Exercise:
Check each line of the data below for the word "Probability", then extract the ones that have it.

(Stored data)

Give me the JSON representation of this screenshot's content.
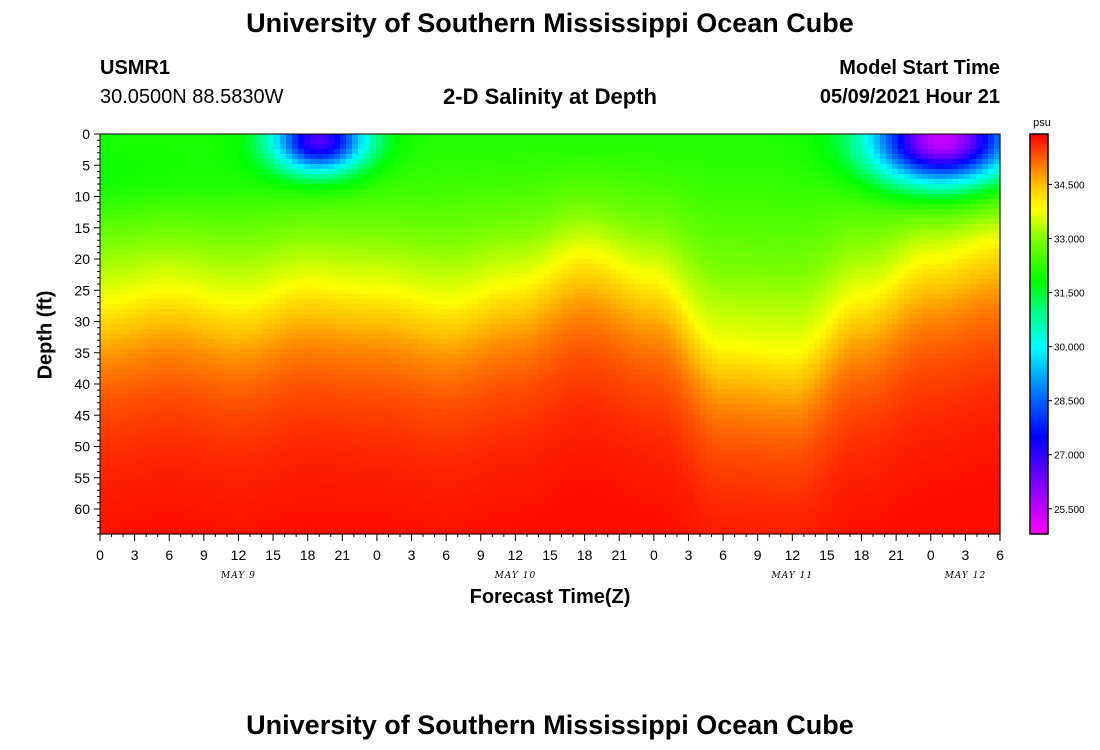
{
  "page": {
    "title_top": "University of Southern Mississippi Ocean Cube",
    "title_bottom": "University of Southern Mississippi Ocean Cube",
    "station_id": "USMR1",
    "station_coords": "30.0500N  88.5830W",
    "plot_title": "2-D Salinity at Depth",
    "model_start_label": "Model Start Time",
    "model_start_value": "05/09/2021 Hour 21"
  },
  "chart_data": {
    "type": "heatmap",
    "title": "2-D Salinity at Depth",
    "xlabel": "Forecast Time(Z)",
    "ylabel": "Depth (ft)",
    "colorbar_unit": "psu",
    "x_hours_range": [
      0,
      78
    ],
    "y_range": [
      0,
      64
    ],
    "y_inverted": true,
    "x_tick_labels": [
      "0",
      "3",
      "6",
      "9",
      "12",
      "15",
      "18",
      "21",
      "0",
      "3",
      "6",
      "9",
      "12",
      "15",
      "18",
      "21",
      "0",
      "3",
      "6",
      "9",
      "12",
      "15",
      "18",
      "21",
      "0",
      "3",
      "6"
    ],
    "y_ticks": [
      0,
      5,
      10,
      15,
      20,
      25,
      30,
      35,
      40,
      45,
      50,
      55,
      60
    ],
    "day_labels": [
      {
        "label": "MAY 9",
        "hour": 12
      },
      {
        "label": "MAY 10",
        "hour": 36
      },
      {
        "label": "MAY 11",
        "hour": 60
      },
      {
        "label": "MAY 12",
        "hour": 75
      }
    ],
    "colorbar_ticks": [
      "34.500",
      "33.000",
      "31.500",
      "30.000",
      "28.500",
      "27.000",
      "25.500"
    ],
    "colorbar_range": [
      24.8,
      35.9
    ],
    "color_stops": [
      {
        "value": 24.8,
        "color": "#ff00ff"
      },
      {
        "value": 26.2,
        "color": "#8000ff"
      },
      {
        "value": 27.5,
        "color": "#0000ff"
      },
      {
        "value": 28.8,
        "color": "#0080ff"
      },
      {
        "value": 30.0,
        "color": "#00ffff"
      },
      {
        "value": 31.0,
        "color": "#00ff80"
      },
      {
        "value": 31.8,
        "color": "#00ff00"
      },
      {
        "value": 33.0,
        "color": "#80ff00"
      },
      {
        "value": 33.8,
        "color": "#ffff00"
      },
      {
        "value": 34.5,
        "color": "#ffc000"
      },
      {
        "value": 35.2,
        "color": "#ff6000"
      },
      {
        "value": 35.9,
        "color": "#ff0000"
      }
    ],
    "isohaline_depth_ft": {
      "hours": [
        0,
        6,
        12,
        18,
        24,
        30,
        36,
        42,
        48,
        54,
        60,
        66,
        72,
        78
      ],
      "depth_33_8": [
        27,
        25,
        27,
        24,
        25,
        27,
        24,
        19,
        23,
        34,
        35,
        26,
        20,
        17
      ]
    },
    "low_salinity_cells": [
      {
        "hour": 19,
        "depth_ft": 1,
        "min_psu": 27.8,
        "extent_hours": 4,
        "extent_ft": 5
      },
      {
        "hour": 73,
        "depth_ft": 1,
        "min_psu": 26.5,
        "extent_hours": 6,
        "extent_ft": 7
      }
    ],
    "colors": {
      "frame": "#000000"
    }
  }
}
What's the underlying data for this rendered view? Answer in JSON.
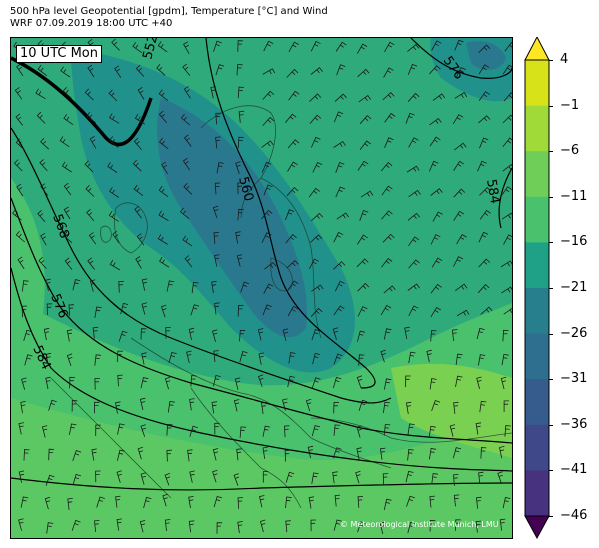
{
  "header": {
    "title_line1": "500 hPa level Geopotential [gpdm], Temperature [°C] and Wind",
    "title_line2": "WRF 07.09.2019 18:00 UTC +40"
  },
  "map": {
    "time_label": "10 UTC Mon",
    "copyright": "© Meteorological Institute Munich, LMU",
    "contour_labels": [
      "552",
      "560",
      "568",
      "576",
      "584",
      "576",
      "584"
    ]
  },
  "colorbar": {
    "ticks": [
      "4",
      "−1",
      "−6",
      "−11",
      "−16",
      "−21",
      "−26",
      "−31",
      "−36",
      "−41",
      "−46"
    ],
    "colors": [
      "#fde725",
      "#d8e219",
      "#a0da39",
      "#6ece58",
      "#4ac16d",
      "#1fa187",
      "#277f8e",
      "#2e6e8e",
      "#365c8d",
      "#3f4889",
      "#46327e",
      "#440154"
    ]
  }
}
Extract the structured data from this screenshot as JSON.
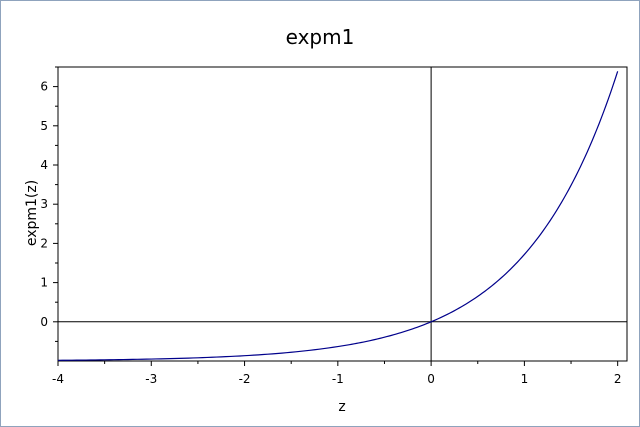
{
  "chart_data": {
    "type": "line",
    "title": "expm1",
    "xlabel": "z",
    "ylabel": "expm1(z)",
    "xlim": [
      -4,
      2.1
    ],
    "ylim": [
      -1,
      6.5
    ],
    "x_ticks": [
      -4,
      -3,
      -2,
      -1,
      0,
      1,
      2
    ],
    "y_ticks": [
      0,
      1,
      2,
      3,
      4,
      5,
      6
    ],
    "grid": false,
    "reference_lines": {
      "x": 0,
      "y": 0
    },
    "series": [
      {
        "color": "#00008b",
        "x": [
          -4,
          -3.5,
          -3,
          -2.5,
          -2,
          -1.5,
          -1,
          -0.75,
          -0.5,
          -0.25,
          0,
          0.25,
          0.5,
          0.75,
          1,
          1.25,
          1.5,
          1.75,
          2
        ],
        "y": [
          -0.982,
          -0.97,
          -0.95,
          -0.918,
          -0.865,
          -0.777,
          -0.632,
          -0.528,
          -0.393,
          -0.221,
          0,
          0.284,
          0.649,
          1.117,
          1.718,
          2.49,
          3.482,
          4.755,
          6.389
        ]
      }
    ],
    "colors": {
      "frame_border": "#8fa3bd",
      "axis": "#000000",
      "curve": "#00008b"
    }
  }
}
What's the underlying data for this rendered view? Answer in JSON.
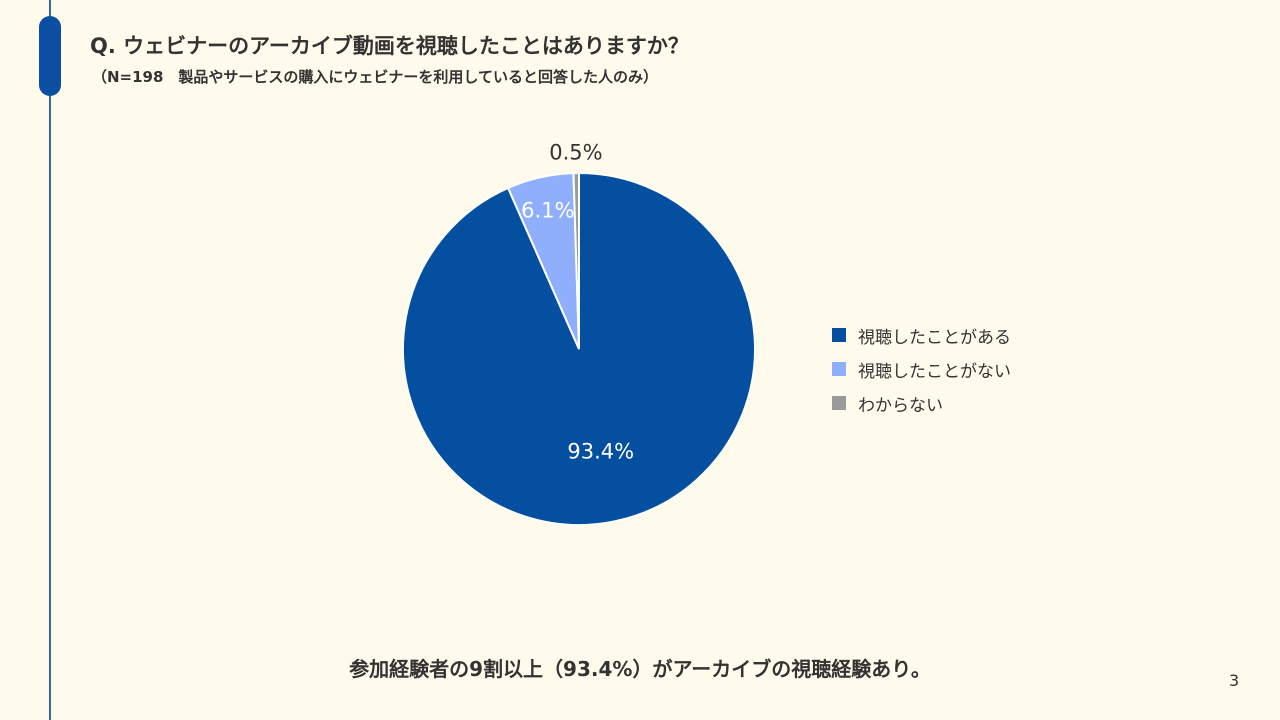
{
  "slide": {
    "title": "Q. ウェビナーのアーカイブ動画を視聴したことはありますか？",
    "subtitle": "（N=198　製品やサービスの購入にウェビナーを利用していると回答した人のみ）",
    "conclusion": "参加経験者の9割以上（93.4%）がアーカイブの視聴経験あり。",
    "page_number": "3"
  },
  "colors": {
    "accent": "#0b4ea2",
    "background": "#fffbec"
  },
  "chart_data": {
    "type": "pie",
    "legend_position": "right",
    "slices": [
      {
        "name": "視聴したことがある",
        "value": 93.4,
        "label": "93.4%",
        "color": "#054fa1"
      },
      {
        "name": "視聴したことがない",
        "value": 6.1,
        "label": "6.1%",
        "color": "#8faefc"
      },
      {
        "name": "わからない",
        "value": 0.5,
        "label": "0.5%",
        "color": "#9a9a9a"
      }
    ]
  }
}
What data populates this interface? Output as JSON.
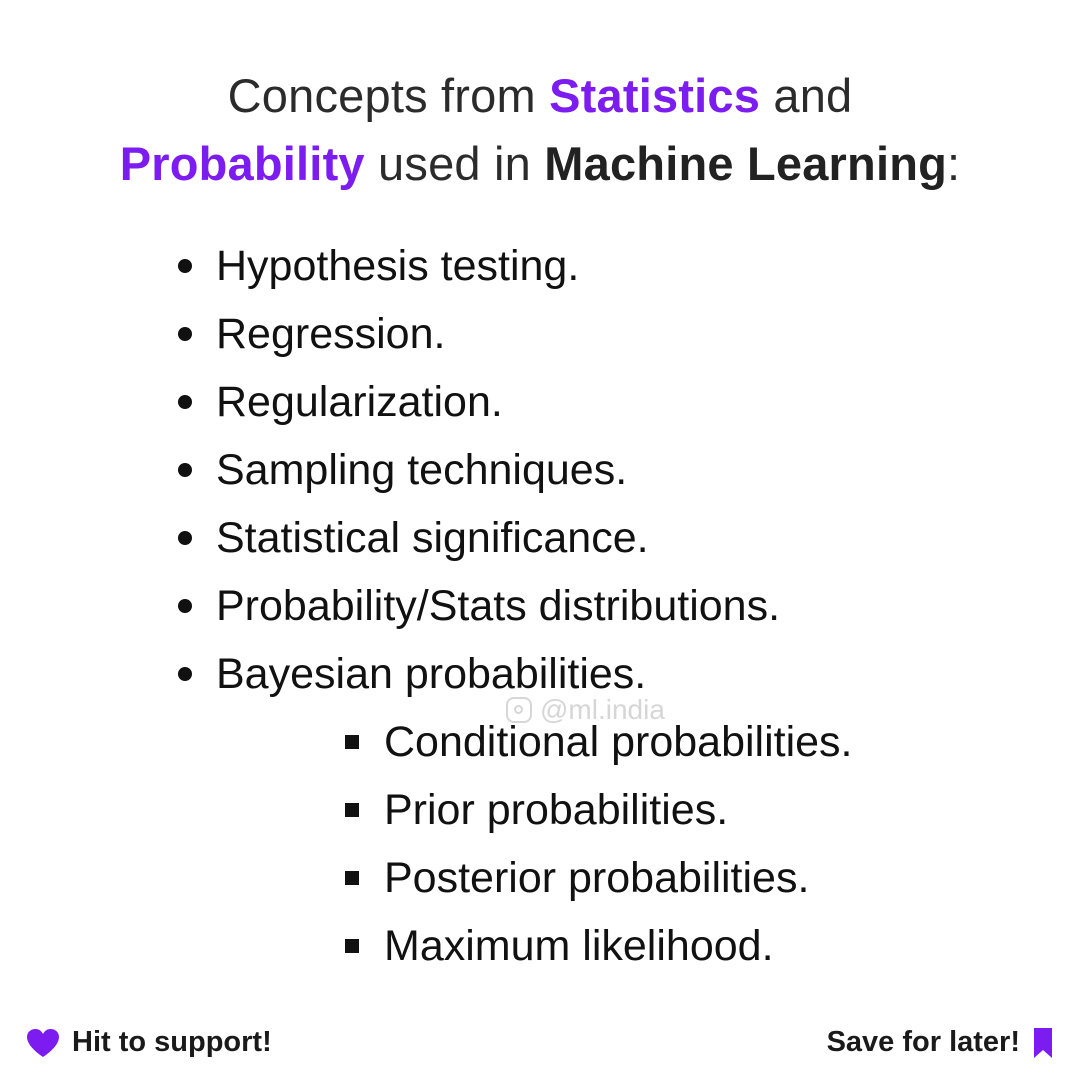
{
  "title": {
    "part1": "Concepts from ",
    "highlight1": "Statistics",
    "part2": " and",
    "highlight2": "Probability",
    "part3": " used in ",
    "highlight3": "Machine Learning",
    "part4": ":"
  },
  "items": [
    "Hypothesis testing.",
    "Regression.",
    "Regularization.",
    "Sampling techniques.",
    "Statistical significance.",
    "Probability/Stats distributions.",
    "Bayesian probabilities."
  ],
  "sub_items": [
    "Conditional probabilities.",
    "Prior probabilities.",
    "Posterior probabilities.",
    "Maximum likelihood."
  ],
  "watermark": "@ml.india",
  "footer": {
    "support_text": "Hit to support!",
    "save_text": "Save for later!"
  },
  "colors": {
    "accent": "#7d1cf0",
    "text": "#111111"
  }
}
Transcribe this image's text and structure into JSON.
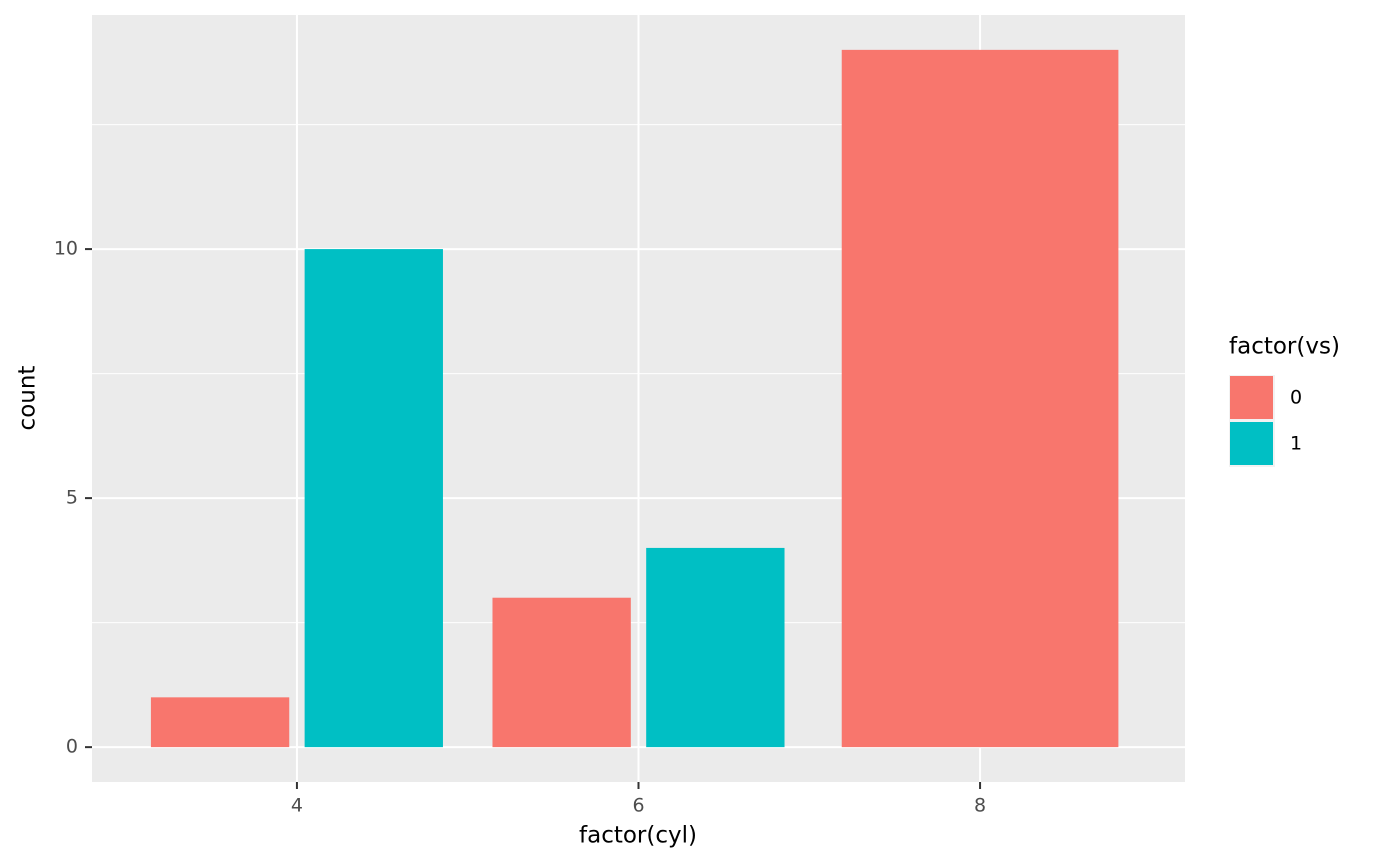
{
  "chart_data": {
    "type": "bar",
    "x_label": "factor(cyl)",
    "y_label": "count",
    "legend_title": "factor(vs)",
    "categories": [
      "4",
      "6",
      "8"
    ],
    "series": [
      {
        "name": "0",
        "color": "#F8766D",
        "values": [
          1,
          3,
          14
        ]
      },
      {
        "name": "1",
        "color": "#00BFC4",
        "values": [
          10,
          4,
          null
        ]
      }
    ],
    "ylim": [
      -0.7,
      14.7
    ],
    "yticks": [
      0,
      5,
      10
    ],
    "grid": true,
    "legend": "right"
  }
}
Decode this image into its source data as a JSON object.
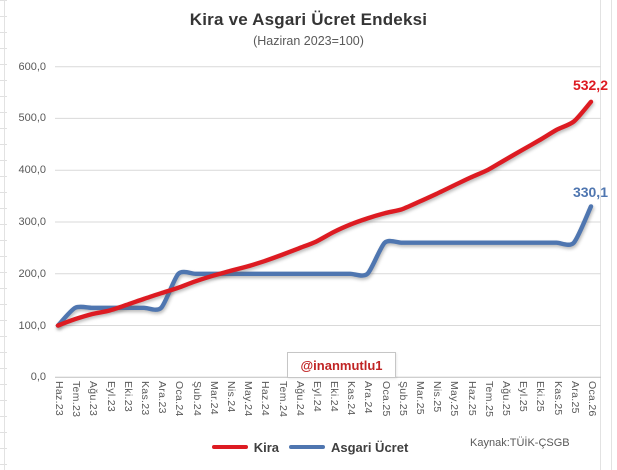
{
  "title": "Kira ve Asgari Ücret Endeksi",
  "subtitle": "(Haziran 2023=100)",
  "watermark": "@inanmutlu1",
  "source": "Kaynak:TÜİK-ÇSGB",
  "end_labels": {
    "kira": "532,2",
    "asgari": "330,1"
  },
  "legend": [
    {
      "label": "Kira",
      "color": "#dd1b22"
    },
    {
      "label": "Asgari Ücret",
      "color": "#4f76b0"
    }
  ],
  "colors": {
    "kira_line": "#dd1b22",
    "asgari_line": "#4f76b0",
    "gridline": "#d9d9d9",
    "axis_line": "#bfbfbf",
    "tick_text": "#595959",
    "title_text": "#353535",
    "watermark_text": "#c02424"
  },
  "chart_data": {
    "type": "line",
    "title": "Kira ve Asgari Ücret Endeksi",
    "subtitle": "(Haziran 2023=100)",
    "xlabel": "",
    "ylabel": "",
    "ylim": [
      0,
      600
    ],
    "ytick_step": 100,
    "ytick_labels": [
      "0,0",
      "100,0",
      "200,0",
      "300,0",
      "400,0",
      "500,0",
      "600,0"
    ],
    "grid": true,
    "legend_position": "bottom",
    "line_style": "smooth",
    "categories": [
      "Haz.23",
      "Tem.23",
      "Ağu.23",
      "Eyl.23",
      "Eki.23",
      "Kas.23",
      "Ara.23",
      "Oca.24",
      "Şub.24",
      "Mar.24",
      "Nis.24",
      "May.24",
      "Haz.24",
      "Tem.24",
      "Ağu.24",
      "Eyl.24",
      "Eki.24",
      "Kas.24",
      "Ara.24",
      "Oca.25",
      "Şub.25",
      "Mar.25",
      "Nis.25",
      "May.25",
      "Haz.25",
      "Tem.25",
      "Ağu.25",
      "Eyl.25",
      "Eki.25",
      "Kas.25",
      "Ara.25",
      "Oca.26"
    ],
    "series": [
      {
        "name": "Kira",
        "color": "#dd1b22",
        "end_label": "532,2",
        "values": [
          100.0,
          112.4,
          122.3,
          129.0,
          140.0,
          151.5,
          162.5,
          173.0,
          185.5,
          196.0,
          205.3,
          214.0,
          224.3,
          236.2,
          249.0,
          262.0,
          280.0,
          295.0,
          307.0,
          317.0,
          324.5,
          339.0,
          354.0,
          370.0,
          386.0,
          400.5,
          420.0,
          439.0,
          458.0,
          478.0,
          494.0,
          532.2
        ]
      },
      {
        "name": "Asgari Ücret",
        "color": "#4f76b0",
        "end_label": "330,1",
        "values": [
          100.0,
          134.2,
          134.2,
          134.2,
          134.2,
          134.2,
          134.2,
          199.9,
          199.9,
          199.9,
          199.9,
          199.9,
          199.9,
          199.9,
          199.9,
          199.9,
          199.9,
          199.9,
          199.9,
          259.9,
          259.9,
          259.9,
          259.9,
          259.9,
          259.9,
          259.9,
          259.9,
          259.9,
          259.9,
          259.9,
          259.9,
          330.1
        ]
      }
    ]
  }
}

Output for this task:
    "highlight2": "Probability",
    "Probability/Stats distributions.",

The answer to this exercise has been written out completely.